-- start EXTRACTED ENTRIES --

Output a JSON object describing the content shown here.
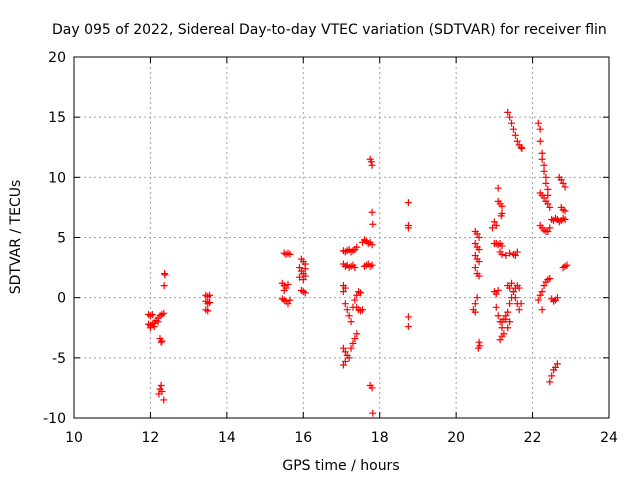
{
  "chart_data": {
    "type": "scatter",
    "title": "Day 095 of 2022, Sidereal Day-to-day VTEC variation (SDTVAR) for receiver flin",
    "xlabel": "GPS time / hours",
    "ylabel": "SDTVAR / TECUs",
    "xlim": [
      10,
      24
    ],
    "ylim": [
      -10,
      20
    ],
    "xticks": [
      10,
      12,
      14,
      16,
      18,
      20,
      22,
      24
    ],
    "yticks": [
      -10,
      -5,
      0,
      5,
      10,
      15,
      20
    ],
    "xtick_labels": [
      "10",
      "12",
      "14",
      "16",
      "18",
      "20",
      "22",
      "24"
    ],
    "ytick_labels": [
      "-10",
      "-5",
      "0",
      "5",
      "10",
      "15",
      "20"
    ],
    "grid": true,
    "marker": "+",
    "color": "#ff0000",
    "series": [
      {
        "name": "SDTVAR",
        "points": [
          [
            11.95,
            -1.4
          ],
          [
            12.0,
            -1.5
          ],
          [
            12.05,
            -1.4
          ],
          [
            11.95,
            -2.2
          ],
          [
            12.0,
            -2.3
          ],
          [
            12.05,
            -2.2
          ],
          [
            12.1,
            -2.1
          ],
          [
            12.15,
            -1.9
          ],
          [
            12.2,
            -1.7
          ],
          [
            12.25,
            -1.5
          ],
          [
            12.3,
            -1.4
          ],
          [
            12.35,
            -1.3
          ],
          [
            12.0,
            -2.5
          ],
          [
            12.1,
            -2.4
          ],
          [
            12.2,
            -2.0
          ],
          [
            12.25,
            -3.4
          ],
          [
            12.3,
            -3.6
          ],
          [
            12.28,
            -3.7
          ],
          [
            12.25,
            -7.6
          ],
          [
            12.28,
            -7.3
          ],
          [
            12.22,
            -8.0
          ],
          [
            12.3,
            -7.8
          ],
          [
            12.35,
            -8.5
          ],
          [
            12.37,
            2.0
          ],
          [
            12.38,
            1.9
          ],
          [
            12.36,
            1.0
          ],
          [
            13.45,
            0.2
          ],
          [
            13.5,
            0.1
          ],
          [
            13.55,
            0.2
          ],
          [
            13.45,
            -0.3
          ],
          [
            13.5,
            -0.5
          ],
          [
            13.55,
            -0.4
          ],
          [
            13.45,
            -1.0
          ],
          [
            13.5,
            -1.1
          ],
          [
            15.5,
            3.7
          ],
          [
            15.55,
            3.6
          ],
          [
            15.6,
            3.7
          ],
          [
            15.65,
            3.6
          ],
          [
            15.45,
            1.2
          ],
          [
            15.5,
            1.0
          ],
          [
            15.55,
            0.8
          ],
          [
            15.6,
            1.1
          ],
          [
            15.5,
            0.6
          ],
          [
            15.45,
            -0.1
          ],
          [
            15.5,
            -0.2
          ],
          [
            15.55,
            -0.3
          ],
          [
            15.6,
            -0.5
          ],
          [
            15.65,
            -0.2
          ],
          [
            15.95,
            3.2
          ],
          [
            16.0,
            3.0
          ],
          [
            16.05,
            2.8
          ],
          [
            15.9,
            2.5
          ],
          [
            15.95,
            2.2
          ],
          [
            16.0,
            2.0
          ],
          [
            16.05,
            1.8
          ],
          [
            15.9,
            1.7
          ],
          [
            16.0,
            1.5
          ],
          [
            16.05,
            2.4
          ],
          [
            15.95,
            0.6
          ],
          [
            16.0,
            0.5
          ],
          [
            16.05,
            0.4
          ],
          [
            17.05,
            3.9
          ],
          [
            17.1,
            3.8
          ],
          [
            17.15,
            3.9
          ],
          [
            17.2,
            4.0
          ],
          [
            17.25,
            3.8
          ],
          [
            17.3,
            3.9
          ],
          [
            17.35,
            4.0
          ],
          [
            17.4,
            4.2
          ],
          [
            17.05,
            2.8
          ],
          [
            17.1,
            2.6
          ],
          [
            17.15,
            2.7
          ],
          [
            17.2,
            2.5
          ],
          [
            17.25,
            2.6
          ],
          [
            17.3,
            2.7
          ],
          [
            17.35,
            2.5
          ],
          [
            17.05,
            1.0
          ],
          [
            17.1,
            0.8
          ],
          [
            17.05,
            0.5
          ],
          [
            17.1,
            -0.5
          ],
          [
            17.15,
            -1.0
          ],
          [
            17.2,
            -1.5
          ],
          [
            17.25,
            -2.0
          ],
          [
            17.3,
            -0.8
          ],
          [
            17.35,
            -0.2
          ],
          [
            17.4,
            0.2
          ],
          [
            17.45,
            0.5
          ],
          [
            17.5,
            0.4
          ],
          [
            17.05,
            -4.2
          ],
          [
            17.1,
            -4.5
          ],
          [
            17.15,
            -4.8
          ],
          [
            17.2,
            -5.0
          ],
          [
            17.25,
            -4.2
          ],
          [
            17.3,
            -3.8
          ],
          [
            17.35,
            -3.4
          ],
          [
            17.4,
            -3.0
          ],
          [
            17.1,
            -5.3
          ],
          [
            17.05,
            -5.6
          ],
          [
            17.4,
            -0.8
          ],
          [
            17.45,
            -1.0
          ],
          [
            17.5,
            -1.1
          ],
          [
            17.55,
            -1.0
          ],
          [
            17.55,
            4.6
          ],
          [
            17.6,
            4.8
          ],
          [
            17.65,
            4.7
          ],
          [
            17.7,
            4.5
          ],
          [
            17.75,
            4.6
          ],
          [
            17.8,
            4.4
          ],
          [
            17.6,
            2.6
          ],
          [
            17.65,
            2.7
          ],
          [
            17.7,
            2.8
          ],
          [
            17.75,
            2.6
          ],
          [
            17.8,
            2.7
          ],
          [
            17.75,
            11.5
          ],
          [
            17.78,
            11.3
          ],
          [
            17.8,
            11.0
          ],
          [
            17.8,
            7.1
          ],
          [
            17.82,
            6.1
          ],
          [
            17.75,
            -7.3
          ],
          [
            17.8,
            -7.5
          ],
          [
            17.82,
            -9.6
          ],
          [
            18.75,
            7.9
          ],
          [
            18.75,
            6.0
          ],
          [
            18.75,
            5.8
          ],
          [
            18.75,
            -1.6
          ],
          [
            18.75,
            -2.4
          ],
          [
            20.5,
            5.5
          ],
          [
            20.55,
            5.3
          ],
          [
            20.6,
            5.0
          ],
          [
            20.5,
            4.5
          ],
          [
            20.55,
            4.2
          ],
          [
            20.6,
            4.0
          ],
          [
            20.5,
            3.5
          ],
          [
            20.55,
            3.2
          ],
          [
            20.6,
            3.0
          ],
          [
            20.5,
            2.5
          ],
          [
            20.55,
            2.0
          ],
          [
            20.6,
            1.8
          ],
          [
            20.55,
            0.0
          ],
          [
            20.5,
            -0.5
          ],
          [
            20.45,
            -1.0
          ],
          [
            20.5,
            -1.2
          ],
          [
            20.6,
            -3.7
          ],
          [
            20.62,
            -4.0
          ],
          [
            20.58,
            -4.2
          ],
          [
            21.0,
            6.3
          ],
          [
            21.05,
            6.0
          ],
          [
            20.95,
            5.8
          ],
          [
            21.05,
            4.5
          ],
          [
            21.1,
            4.4
          ],
          [
            21.15,
            4.5
          ],
          [
            21.2,
            4.3
          ],
          [
            21.0,
            4.5
          ],
          [
            21.1,
            8.0
          ],
          [
            21.15,
            7.8
          ],
          [
            21.2,
            7.6
          ],
          [
            21.2,
            7.0
          ],
          [
            21.18,
            6.8
          ],
          [
            21.1,
            9.1
          ],
          [
            21.15,
            3.8
          ],
          [
            21.2,
            3.6
          ],
          [
            21.3,
            3.5
          ],
          [
            21.4,
            3.7
          ],
          [
            21.5,
            3.6
          ],
          [
            21.6,
            3.8
          ],
          [
            21.55,
            3.5
          ],
          [
            21.0,
            0.5
          ],
          [
            21.05,
            0.3
          ],
          [
            21.1,
            0.6
          ],
          [
            21.05,
            -0.8
          ],
          [
            21.1,
            -1.5
          ],
          [
            21.15,
            -2.0
          ],
          [
            21.2,
            -2.5
          ],
          [
            21.25,
            -3.0
          ],
          [
            21.15,
            -3.5
          ],
          [
            21.2,
            -3.2
          ],
          [
            21.3,
            -1.8
          ],
          [
            21.35,
            -1.2
          ],
          [
            21.4,
            -0.5
          ],
          [
            21.45,
            0.0
          ],
          [
            21.5,
            0.5
          ],
          [
            21.55,
            0.8
          ],
          [
            21.6,
            1.0
          ],
          [
            21.65,
            0.8
          ],
          [
            21.2,
            -2.0
          ],
          [
            21.25,
            -1.8
          ],
          [
            21.3,
            -1.5
          ],
          [
            21.35,
            -2.5
          ],
          [
            21.4,
            -2.0
          ],
          [
            21.35,
            15.4
          ],
          [
            21.4,
            15.0
          ],
          [
            21.45,
            14.5
          ],
          [
            21.5,
            14.0
          ],
          [
            21.55,
            13.5
          ],
          [
            21.6,
            13.0
          ],
          [
            21.65,
            12.7
          ],
          [
            21.7,
            12.5
          ],
          [
            21.72,
            12.4
          ],
          [
            21.35,
            1.0
          ],
          [
            21.4,
            0.8
          ],
          [
            21.45,
            1.2
          ],
          [
            21.5,
            0.5
          ],
          [
            21.55,
            0.0
          ],
          [
            21.6,
            -0.5
          ],
          [
            21.65,
            -1.0
          ],
          [
            21.7,
            -0.5
          ],
          [
            22.15,
            14.5
          ],
          [
            22.2,
            14.0
          ],
          [
            22.2,
            13.0
          ],
          [
            22.25,
            12.0
          ],
          [
            22.25,
            11.5
          ],
          [
            22.3,
            11.0
          ],
          [
            22.3,
            10.5
          ],
          [
            22.35,
            10.0
          ],
          [
            22.35,
            9.5
          ],
          [
            22.4,
            9.0
          ],
          [
            22.4,
            8.5
          ],
          [
            22.2,
            8.7
          ],
          [
            22.25,
            8.5
          ],
          [
            22.3,
            8.3
          ],
          [
            22.35,
            8.0
          ],
          [
            22.4,
            7.8
          ],
          [
            22.45,
            7.5
          ],
          [
            22.2,
            6.0
          ],
          [
            22.25,
            5.8
          ],
          [
            22.3,
            5.6
          ],
          [
            22.35,
            5.5
          ],
          [
            22.4,
            5.5
          ],
          [
            22.45,
            5.8
          ],
          [
            22.5,
            6.5
          ],
          [
            22.55,
            6.4
          ],
          [
            22.6,
            6.6
          ],
          [
            22.65,
            6.5
          ],
          [
            22.7,
            6.3
          ],
          [
            22.75,
            6.4
          ],
          [
            22.8,
            6.6
          ],
          [
            22.85,
            6.5
          ],
          [
            22.75,
            7.5
          ],
          [
            22.8,
            7.3
          ],
          [
            22.85,
            7.2
          ],
          [
            22.7,
            10.0
          ],
          [
            22.75,
            9.8
          ],
          [
            22.8,
            9.5
          ],
          [
            22.85,
            9.2
          ],
          [
            22.15,
            -0.2
          ],
          [
            22.2,
            0.2
          ],
          [
            22.25,
            0.5
          ],
          [
            22.3,
            1.0
          ],
          [
            22.35,
            1.3
          ],
          [
            22.4,
            1.5
          ],
          [
            22.45,
            1.6
          ],
          [
            22.5,
            -0.1
          ],
          [
            22.55,
            -0.3
          ],
          [
            22.6,
            -0.2
          ],
          [
            22.65,
            0.0
          ],
          [
            22.45,
            -7.0
          ],
          [
            22.5,
            -6.5
          ],
          [
            22.55,
            -6.0
          ],
          [
            22.6,
            -5.8
          ],
          [
            22.65,
            -5.5
          ],
          [
            22.8,
            2.5
          ],
          [
            22.85,
            2.6
          ],
          [
            22.9,
            2.7
          ],
          [
            22.25,
            -1.0
          ]
        ]
      }
    ]
  }
}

-- end EXTRACTED ENTRIES --

Pull out each line of the listing that holds the string "SDTVAR".

    "title": "Day 095 of 2022, Sidereal Day-to-day VTEC variation (SDTVAR) for receiver flin",
    "ylabel": "SDTVAR / TECUs",
        "name": "SDTVAR",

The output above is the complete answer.